# Aim
Collect all the lines that mention the word "JSON".

# Records shown
= = =

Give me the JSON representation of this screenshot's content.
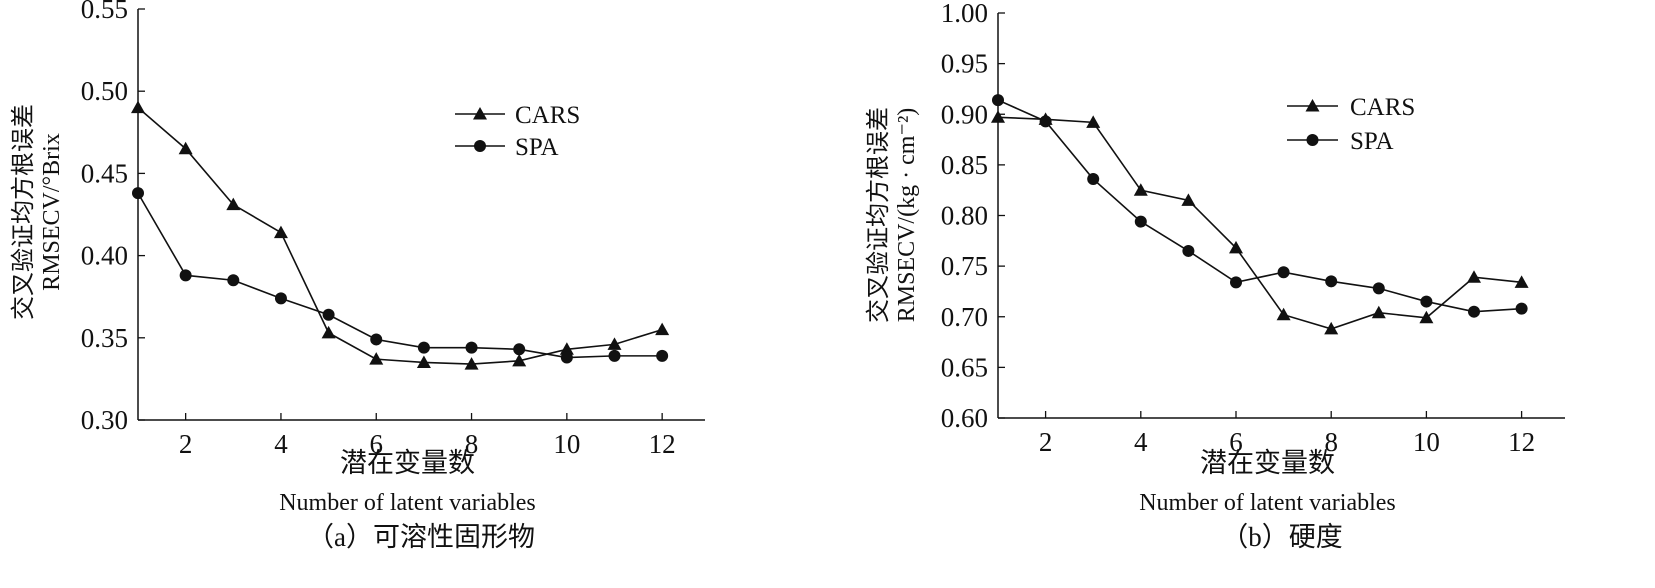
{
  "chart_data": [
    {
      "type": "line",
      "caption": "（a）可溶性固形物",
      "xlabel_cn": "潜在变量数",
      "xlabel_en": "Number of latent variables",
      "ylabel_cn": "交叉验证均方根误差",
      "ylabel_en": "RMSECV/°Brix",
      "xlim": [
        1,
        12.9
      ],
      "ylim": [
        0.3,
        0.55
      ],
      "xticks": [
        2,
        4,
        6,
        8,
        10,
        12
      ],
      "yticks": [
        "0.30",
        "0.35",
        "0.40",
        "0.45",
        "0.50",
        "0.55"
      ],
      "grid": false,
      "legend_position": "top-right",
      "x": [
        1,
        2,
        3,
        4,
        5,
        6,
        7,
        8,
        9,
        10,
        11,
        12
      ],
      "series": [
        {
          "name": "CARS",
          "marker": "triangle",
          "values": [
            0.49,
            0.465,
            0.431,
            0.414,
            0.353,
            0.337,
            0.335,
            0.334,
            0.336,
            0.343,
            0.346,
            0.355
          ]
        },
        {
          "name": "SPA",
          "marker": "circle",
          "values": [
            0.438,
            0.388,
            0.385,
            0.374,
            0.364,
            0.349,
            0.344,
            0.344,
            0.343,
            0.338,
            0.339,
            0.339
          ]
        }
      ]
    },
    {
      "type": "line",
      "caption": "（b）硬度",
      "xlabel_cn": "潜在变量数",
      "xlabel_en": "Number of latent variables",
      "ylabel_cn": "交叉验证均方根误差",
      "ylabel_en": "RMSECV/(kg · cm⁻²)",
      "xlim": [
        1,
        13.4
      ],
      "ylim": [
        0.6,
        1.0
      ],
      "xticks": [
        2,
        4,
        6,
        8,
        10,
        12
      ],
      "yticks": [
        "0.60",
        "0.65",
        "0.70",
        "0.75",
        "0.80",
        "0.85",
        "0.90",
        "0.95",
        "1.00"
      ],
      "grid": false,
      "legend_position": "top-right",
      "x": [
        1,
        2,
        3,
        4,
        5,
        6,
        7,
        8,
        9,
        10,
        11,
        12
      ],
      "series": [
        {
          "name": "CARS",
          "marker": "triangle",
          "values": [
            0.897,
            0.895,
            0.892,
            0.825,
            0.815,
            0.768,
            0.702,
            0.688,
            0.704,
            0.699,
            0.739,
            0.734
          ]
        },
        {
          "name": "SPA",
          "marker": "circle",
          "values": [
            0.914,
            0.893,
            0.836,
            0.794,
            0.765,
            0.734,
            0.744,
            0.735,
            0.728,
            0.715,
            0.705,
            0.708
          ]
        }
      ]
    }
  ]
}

= = =

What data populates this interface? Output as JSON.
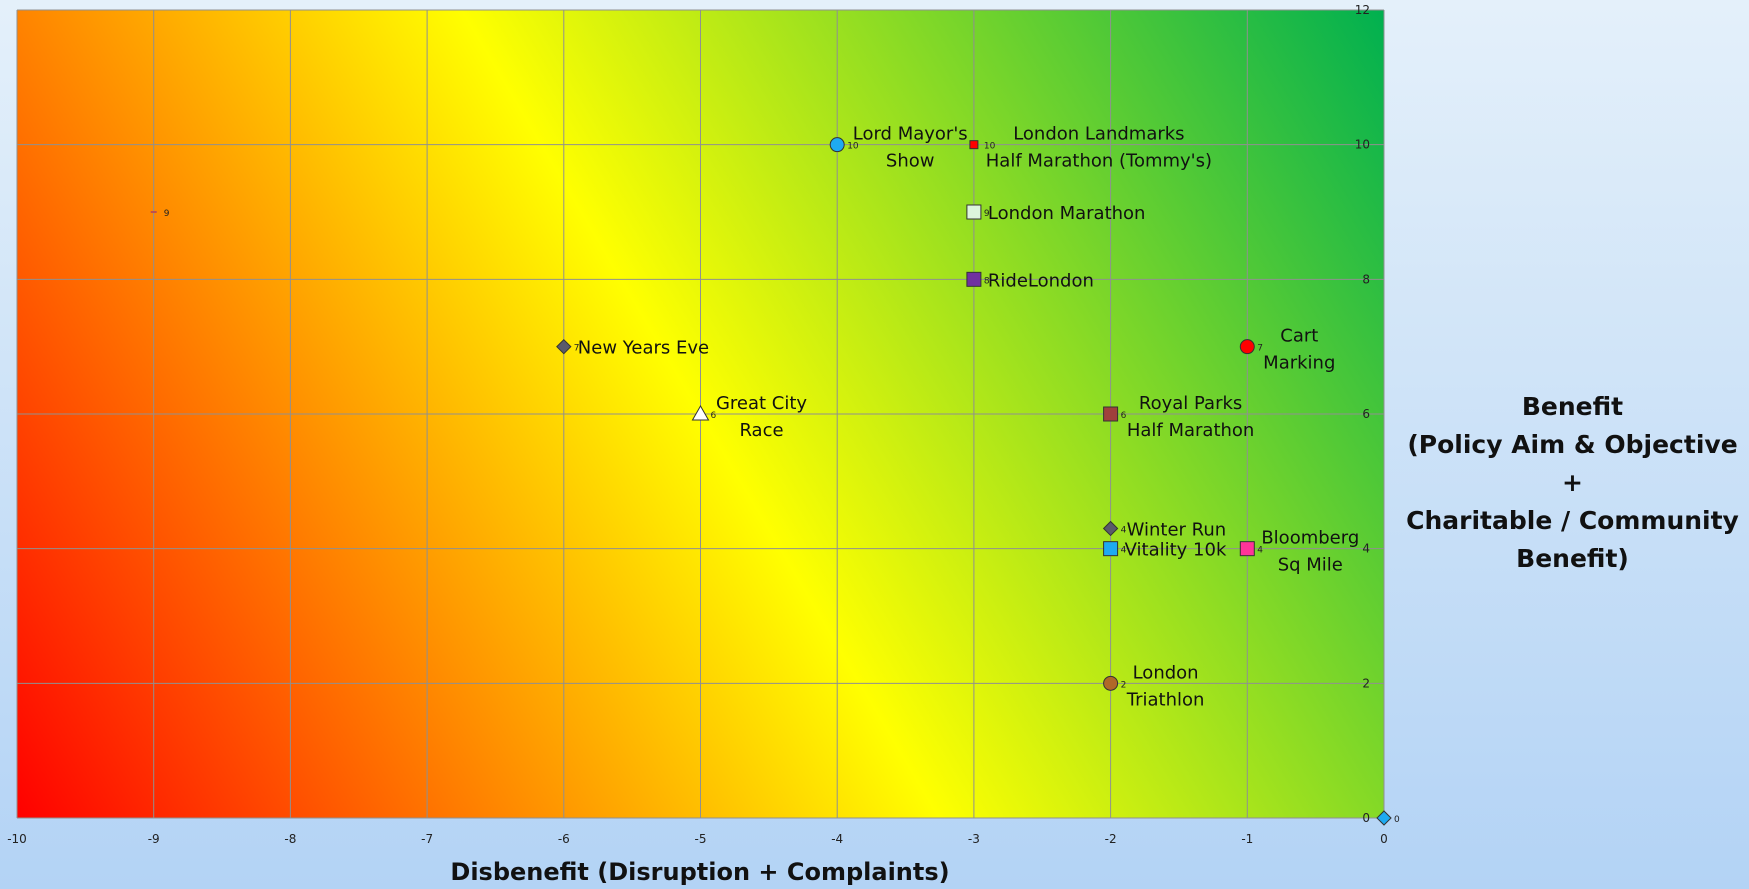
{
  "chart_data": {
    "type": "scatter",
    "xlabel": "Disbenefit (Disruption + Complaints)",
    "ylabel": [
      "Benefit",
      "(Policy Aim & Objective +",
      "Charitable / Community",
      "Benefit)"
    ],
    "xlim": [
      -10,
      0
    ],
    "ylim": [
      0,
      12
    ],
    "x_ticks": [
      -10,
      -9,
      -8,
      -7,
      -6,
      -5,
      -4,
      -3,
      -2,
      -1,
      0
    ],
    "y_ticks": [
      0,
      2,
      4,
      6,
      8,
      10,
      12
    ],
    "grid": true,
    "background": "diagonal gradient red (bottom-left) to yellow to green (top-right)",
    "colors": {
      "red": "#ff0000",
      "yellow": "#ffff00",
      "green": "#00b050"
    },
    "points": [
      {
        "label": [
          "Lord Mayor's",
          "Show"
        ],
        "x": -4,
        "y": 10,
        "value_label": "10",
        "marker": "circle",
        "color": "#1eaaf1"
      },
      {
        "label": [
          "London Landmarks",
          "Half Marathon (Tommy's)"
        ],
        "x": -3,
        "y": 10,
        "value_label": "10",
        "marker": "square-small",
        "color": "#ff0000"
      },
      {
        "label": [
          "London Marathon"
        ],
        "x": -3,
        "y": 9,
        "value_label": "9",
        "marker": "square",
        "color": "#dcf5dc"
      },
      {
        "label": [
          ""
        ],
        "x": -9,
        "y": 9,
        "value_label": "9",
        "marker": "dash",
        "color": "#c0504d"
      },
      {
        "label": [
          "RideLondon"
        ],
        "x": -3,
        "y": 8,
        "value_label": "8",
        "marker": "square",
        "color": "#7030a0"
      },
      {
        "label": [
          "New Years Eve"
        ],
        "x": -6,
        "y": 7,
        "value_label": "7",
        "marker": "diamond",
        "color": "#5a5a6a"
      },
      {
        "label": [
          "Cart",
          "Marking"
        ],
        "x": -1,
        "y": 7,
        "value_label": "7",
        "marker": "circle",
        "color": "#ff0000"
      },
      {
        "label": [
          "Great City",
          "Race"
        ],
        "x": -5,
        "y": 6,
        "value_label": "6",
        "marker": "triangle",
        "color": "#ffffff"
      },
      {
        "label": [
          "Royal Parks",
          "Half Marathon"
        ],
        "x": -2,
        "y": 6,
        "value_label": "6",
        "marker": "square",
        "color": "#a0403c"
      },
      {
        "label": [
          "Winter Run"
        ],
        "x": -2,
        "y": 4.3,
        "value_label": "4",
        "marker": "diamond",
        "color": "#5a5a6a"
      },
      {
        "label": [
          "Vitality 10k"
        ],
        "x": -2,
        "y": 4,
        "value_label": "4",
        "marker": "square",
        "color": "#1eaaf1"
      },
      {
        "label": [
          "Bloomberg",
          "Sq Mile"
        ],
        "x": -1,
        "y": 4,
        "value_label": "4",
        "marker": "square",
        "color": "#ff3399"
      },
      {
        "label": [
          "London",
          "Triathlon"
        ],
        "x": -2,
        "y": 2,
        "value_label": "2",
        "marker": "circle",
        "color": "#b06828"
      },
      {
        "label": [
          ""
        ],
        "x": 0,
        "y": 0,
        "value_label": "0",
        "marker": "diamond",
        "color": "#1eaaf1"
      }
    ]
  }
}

= = =

# Answer for the task
Give me the JSON representation of this screenshot's content.
What data populates this interface? Output as JSON.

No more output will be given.